- Given information -
________________________________________
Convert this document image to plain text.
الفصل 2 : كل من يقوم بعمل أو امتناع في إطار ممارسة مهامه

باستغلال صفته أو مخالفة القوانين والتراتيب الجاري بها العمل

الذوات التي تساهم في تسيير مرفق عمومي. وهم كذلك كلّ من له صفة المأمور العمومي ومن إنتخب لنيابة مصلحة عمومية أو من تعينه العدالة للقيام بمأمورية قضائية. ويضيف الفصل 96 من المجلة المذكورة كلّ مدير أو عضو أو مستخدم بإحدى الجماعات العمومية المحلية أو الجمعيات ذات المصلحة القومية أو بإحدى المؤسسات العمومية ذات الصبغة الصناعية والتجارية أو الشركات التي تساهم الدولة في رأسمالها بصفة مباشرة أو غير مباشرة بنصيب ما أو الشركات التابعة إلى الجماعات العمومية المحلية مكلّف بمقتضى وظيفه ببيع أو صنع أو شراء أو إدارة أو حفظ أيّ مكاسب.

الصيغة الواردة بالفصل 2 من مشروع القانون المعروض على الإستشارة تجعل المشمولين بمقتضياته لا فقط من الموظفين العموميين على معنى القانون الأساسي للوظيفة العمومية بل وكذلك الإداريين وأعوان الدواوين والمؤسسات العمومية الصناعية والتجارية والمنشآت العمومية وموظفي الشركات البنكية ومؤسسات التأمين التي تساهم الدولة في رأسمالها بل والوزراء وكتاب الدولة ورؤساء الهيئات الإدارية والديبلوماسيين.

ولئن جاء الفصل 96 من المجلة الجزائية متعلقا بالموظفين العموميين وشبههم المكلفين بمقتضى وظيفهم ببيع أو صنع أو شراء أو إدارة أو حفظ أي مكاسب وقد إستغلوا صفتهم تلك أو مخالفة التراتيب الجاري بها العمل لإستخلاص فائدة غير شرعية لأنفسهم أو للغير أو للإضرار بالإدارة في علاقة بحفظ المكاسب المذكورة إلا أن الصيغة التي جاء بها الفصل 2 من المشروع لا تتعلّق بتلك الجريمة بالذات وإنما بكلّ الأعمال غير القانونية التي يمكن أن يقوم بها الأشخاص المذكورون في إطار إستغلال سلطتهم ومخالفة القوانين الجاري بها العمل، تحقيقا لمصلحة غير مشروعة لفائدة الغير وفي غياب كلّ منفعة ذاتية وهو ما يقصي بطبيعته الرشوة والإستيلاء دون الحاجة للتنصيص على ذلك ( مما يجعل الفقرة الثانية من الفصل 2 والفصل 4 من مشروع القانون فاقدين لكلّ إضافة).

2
________________________________________
Search the entries for the word "العمومية", then gather every line that has it.

- Exercise result -
الذوات التي تساهم في تسيير مرفق عمومي. وهم كذلك كلّ من له صفة المأمور العمومي ومن إنتخب لنيابة مصلحة عمومية أو من تعينه العدالة للقيام بمأمورية قضائية. ويضيف الفصل 96 من المجلة المذكورة كلّ مدير أو عضو أو مستخدم بإحدى الجماعات العمومية المحلية أو الجمعيات ذات المصلحة القومية أو بإحدى المؤسسات العمومية ذات الصبغة الصناعية والتجارية أو الشركات التي تساهم الدولة في رأسمالها بصفة مباشرة أو غير مباشرة بنصيب ما أو الشركات التابعة إلى الجماعات العمومية المحلية مكلّف بمقتضى وظيفه ببيع أو صنع أو شراء أو إدارة أو حفظ أيّ مكاسب.
الصيغة الواردة بالفصل 2 من مشروع القانون المعروض على الإستشارة تجعل المشمولين بمقتضياته لا فقط من الموظفين العموميين على معنى القانون الأساسي للوظيفة العمومية بل وكذلك الإداريين وأعوان الدواوين والمؤسسات العمومية الصناعية والتجارية والمنشآت العمومية وموظفي الشركات البنكية ومؤسسات التأمين التي تساهم الدولة في رأسمالها بل والوزراء وكتاب الدولة ورؤساء الهيئات الإدارية والديبلوماسيين.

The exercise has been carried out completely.